**To do**
In the listing below, locate the lines that hold "ມານທ" and copy them.

**Extracted records**
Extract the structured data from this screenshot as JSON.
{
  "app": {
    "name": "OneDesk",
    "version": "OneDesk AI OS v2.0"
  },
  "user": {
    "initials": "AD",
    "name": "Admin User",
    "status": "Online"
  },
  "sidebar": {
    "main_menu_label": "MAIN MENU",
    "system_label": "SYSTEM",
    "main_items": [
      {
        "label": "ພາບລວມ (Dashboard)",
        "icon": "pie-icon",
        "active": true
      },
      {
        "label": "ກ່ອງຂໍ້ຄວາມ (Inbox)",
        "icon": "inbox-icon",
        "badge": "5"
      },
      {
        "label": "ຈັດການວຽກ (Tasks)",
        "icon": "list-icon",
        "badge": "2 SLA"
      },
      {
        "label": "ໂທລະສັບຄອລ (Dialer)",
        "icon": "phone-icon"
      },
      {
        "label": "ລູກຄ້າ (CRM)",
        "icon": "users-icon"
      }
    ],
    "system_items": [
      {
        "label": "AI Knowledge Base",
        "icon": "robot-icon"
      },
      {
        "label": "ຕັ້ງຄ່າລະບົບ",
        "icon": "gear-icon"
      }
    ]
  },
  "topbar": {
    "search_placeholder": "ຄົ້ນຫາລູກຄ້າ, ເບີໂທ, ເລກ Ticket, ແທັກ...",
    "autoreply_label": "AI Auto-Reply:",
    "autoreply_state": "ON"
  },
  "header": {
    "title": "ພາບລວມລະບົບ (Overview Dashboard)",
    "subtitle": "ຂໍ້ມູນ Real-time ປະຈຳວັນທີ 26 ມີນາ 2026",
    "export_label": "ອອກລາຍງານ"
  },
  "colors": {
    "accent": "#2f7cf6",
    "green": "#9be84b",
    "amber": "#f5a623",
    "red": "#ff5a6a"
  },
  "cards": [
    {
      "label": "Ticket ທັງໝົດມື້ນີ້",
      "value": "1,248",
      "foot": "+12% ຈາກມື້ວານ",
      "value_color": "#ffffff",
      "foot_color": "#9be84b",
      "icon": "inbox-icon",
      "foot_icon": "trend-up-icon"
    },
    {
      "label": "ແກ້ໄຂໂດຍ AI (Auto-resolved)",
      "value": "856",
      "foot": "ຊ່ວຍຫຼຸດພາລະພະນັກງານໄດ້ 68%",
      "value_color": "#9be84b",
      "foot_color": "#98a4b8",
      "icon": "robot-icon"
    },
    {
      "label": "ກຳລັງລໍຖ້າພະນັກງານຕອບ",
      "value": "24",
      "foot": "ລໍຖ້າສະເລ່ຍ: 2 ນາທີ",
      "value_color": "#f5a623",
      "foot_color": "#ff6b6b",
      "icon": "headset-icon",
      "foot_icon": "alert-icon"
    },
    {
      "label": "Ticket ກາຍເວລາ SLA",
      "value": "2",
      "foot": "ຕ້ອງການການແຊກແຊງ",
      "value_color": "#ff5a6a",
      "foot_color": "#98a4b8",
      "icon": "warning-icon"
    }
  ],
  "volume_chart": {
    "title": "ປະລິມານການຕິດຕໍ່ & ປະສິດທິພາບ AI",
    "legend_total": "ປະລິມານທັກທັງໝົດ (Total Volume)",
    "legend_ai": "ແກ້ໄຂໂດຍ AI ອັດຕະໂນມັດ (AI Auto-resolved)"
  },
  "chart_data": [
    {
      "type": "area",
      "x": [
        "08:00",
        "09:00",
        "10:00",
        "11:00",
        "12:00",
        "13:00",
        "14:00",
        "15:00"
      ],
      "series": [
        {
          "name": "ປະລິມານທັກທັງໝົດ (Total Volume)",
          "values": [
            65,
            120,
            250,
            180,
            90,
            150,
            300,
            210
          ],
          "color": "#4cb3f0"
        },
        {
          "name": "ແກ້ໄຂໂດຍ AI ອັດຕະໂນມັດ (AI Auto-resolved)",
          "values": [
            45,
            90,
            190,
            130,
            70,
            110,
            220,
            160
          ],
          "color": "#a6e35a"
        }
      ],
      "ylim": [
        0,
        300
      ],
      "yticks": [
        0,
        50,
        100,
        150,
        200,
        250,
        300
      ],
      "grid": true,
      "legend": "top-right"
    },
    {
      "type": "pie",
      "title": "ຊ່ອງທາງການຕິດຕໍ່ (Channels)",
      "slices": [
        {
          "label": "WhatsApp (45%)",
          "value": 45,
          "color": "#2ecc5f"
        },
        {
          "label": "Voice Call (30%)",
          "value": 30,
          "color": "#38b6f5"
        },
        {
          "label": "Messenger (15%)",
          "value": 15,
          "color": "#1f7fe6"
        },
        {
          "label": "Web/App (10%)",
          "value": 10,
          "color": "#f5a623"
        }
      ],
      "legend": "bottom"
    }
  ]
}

**Response for this exercise**
    "legend_total": "ປະລິມານທັກທັງໝົດ (Total Volume)",
          "name": "ປະລິມານທັກທັງໝົດ (Total Volume)",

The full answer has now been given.